Data in this exercise>

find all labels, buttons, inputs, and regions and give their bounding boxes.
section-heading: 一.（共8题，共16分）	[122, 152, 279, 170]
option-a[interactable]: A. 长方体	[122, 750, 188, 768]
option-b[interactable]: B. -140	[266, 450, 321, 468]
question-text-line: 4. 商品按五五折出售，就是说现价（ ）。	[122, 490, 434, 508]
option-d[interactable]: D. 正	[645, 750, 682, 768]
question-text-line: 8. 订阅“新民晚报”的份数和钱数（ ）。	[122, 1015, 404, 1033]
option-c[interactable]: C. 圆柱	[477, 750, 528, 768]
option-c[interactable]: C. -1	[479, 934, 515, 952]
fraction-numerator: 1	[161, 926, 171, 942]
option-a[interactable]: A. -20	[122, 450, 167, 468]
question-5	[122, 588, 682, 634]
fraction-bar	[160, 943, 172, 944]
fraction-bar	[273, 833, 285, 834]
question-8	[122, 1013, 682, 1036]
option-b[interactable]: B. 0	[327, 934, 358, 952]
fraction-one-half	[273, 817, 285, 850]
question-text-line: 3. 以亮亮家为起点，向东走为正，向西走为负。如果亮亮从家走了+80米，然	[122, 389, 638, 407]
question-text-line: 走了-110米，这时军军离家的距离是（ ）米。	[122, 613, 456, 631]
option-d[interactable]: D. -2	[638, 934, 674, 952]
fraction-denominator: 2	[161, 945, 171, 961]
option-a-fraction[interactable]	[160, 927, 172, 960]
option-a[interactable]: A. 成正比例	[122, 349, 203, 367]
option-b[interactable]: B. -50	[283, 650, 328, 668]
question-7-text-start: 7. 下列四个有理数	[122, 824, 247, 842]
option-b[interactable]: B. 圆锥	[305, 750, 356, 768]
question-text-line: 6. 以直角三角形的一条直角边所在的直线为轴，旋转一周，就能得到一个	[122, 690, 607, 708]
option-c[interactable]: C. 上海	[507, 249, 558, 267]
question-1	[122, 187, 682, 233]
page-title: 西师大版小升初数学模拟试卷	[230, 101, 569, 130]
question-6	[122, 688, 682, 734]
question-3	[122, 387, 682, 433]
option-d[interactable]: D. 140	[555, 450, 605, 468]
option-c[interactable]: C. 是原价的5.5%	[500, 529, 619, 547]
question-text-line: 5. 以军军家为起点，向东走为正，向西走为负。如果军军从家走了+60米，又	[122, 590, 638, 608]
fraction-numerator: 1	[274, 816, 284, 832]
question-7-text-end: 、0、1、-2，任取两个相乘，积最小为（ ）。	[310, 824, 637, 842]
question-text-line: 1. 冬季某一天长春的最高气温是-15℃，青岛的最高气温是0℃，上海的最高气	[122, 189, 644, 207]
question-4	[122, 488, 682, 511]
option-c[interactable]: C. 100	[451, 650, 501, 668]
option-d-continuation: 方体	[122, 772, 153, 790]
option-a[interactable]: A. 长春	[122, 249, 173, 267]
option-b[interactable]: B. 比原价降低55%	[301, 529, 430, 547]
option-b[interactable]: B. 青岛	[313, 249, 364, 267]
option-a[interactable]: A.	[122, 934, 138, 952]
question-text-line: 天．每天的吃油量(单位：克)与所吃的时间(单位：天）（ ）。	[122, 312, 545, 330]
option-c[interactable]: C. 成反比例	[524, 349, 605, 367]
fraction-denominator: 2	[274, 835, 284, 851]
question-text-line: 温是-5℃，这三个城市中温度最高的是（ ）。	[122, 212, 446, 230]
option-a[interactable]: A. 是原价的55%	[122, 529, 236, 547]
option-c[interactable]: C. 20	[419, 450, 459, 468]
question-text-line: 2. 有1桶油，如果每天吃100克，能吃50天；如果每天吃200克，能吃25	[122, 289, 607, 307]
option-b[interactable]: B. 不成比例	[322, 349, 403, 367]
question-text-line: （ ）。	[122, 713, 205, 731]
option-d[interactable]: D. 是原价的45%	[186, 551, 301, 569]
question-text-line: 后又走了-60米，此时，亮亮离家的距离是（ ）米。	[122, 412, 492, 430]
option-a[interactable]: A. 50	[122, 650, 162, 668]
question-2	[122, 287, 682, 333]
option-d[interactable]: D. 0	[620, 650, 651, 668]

Aim>
Replace "fraction-bar" with "fraction-line" in the listing from its first line through the line holding "529, 619, 547]", inclusive, and give back those lines with nothing else changed.

Exercise response>
find all labels, buttons, inputs, and regions and give their bounding boxes.
section-heading: 一.（共8题，共16分）	[122, 152, 279, 170]
option-a[interactable]: A. 长方体	[122, 750, 188, 768]
option-b[interactable]: B. -140	[266, 450, 321, 468]
question-text-line: 4. 商品按五五折出售，就是说现价（ ）。	[122, 490, 434, 508]
option-d[interactable]: D. 正	[645, 750, 682, 768]
question-text-line: 8. 订阅“新民晚报”的份数和钱数（ ）。	[122, 1015, 404, 1033]
option-c[interactable]: C. 圆柱	[477, 750, 528, 768]
option-c[interactable]: C. -1	[479, 934, 515, 952]
fraction-numerator: 1	[161, 926, 171, 942]
option-a[interactable]: A. -20	[122, 450, 167, 468]
question-5	[122, 588, 682, 634]
fraction-line	[160, 943, 172, 944]
fraction-line	[273, 833, 285, 834]
question-8	[122, 1013, 682, 1036]
option-b[interactable]: B. 0	[327, 934, 358, 952]
fraction-one-half	[273, 817, 285, 850]
question-text-line: 3. 以亮亮家为起点，向东走为正，向西走为负。如果亮亮从家走了+80米，然	[122, 389, 638, 407]
question-text-line: 走了-110米，这时军军离家的距离是（ ）米。	[122, 613, 456, 631]
option-d[interactable]: D. -2	[638, 934, 674, 952]
fraction-denominator: 2	[161, 945, 171, 961]
option-a-fraction[interactable]	[160, 927, 172, 960]
option-a[interactable]: A. 成正比例	[122, 349, 203, 367]
option-b[interactable]: B. -50	[283, 650, 328, 668]
question-7-text-start: 7. 下列四个有理数	[122, 824, 247, 842]
option-b[interactable]: B. 圆锥	[305, 750, 356, 768]
question-text-line: 6. 以直角三角形的一条直角边所在的直线为轴，旋转一周，就能得到一个	[122, 690, 607, 708]
option-c[interactable]: C. 上海	[507, 249, 558, 267]
question-1	[122, 187, 682, 233]
page-title: 西师大版小升初数学模拟试卷	[230, 101, 569, 130]
question-6	[122, 688, 682, 734]
question-3	[122, 387, 682, 433]
option-d[interactable]: D. 140	[555, 450, 605, 468]
option-c[interactable]: C. 是原价的5.5%	[500, 529, 619, 547]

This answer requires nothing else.